• **PROBLEM DESCRIPTION**: Gather every line below where "pensiero" appears.

• **DATASET RECORDS**:
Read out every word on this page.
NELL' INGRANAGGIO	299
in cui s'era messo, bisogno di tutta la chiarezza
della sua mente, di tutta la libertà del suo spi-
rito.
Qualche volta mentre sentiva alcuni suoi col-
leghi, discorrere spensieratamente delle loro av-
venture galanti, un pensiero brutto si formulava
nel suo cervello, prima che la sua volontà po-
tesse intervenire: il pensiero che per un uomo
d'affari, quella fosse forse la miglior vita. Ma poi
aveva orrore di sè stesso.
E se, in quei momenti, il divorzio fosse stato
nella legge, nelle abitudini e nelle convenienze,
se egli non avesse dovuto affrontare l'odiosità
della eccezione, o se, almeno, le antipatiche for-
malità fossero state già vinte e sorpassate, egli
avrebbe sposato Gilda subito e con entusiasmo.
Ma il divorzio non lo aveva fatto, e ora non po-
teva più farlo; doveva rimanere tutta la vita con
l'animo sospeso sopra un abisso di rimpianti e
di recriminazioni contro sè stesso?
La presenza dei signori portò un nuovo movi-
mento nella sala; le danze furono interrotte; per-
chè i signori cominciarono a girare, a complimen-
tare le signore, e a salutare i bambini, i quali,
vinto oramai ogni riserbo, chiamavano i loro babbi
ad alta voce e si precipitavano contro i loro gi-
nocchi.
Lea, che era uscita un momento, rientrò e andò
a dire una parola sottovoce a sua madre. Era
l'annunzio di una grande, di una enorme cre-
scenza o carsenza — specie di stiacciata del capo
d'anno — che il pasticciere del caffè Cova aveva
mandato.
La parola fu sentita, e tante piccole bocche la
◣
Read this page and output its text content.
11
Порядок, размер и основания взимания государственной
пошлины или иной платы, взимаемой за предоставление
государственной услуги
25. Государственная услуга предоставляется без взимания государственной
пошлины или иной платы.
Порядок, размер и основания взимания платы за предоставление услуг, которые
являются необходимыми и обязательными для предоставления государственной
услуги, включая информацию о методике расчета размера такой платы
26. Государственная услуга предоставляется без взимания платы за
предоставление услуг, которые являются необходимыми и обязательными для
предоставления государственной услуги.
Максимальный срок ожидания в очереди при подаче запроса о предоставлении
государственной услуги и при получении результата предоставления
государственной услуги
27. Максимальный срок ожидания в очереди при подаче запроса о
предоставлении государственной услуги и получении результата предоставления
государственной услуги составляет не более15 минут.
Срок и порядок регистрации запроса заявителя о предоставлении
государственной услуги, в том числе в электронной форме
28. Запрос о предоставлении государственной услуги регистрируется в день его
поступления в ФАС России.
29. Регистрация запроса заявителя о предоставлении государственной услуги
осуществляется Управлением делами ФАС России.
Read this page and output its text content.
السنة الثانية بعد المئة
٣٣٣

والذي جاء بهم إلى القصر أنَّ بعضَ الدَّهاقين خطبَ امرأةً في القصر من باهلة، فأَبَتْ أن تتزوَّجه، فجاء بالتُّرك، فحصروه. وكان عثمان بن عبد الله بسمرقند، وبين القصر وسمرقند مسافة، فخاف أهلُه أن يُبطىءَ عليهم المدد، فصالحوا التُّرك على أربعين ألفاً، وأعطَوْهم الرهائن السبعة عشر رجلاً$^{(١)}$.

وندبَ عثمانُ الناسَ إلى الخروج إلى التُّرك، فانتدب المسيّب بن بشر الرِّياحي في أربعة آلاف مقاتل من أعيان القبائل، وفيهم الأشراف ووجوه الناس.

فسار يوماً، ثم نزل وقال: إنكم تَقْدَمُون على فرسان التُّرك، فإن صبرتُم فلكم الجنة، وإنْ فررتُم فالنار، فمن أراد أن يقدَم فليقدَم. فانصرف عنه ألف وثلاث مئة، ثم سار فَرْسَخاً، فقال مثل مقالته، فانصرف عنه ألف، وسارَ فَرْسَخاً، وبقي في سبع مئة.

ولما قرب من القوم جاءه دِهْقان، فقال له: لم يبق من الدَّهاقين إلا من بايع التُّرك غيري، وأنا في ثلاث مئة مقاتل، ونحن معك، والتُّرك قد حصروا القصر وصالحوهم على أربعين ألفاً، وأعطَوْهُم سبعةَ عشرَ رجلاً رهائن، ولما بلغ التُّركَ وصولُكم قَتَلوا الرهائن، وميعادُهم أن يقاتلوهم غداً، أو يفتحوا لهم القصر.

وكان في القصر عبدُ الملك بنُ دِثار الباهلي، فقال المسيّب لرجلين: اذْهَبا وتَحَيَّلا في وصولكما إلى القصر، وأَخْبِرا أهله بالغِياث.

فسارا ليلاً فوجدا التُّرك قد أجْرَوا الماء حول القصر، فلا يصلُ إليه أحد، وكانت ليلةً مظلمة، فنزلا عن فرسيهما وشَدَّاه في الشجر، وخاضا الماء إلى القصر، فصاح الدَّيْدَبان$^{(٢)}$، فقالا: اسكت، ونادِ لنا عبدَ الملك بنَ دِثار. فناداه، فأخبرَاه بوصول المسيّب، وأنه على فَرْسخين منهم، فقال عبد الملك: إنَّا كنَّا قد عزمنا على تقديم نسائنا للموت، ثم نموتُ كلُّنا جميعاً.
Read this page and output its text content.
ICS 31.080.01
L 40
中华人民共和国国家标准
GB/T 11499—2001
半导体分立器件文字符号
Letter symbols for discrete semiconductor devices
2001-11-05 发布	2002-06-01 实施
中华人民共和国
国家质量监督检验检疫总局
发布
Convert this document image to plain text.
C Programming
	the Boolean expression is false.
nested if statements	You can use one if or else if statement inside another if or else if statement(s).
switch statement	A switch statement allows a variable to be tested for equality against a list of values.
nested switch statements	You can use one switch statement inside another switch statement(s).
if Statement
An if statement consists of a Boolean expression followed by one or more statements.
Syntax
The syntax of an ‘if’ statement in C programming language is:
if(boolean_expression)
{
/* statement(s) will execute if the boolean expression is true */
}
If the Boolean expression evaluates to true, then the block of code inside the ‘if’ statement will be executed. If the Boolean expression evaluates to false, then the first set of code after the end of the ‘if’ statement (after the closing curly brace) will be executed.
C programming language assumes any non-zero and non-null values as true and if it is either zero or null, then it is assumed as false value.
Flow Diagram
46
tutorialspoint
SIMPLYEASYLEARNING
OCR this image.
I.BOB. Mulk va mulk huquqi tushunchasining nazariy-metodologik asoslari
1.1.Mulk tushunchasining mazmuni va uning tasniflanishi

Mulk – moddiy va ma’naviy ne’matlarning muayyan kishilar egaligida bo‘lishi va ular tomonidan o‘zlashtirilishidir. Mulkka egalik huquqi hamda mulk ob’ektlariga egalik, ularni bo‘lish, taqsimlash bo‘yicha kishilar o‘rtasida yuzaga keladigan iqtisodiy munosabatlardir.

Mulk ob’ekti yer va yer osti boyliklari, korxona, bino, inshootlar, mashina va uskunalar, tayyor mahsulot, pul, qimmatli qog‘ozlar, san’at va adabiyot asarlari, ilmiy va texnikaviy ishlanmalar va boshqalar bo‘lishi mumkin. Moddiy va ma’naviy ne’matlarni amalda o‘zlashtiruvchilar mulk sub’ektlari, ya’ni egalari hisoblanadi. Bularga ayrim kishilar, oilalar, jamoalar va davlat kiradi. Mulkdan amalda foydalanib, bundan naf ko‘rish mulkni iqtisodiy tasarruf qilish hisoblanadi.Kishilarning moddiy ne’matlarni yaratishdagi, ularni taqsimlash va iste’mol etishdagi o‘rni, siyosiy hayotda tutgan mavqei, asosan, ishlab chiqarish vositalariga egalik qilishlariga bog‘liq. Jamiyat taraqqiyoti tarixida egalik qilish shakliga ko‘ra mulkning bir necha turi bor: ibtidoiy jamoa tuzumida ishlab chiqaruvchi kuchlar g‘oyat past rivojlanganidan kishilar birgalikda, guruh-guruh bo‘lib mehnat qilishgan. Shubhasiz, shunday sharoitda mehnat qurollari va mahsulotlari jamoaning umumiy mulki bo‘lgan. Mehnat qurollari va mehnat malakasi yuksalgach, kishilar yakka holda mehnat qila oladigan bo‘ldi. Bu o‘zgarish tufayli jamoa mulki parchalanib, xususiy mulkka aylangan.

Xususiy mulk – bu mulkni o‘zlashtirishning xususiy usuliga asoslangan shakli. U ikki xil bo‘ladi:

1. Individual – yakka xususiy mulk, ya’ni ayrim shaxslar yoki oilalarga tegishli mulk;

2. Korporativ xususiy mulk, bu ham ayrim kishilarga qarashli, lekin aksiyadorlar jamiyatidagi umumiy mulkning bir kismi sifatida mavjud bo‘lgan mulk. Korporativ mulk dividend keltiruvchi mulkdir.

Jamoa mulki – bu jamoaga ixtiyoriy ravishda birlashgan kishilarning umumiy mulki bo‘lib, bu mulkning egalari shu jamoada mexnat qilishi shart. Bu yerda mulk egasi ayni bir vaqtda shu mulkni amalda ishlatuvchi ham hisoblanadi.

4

• **ANSWER TO THE PROBLEM**:
venture galanti, un pensiero brutto si formulava
tesse intervenire: il pensiero che per un uomo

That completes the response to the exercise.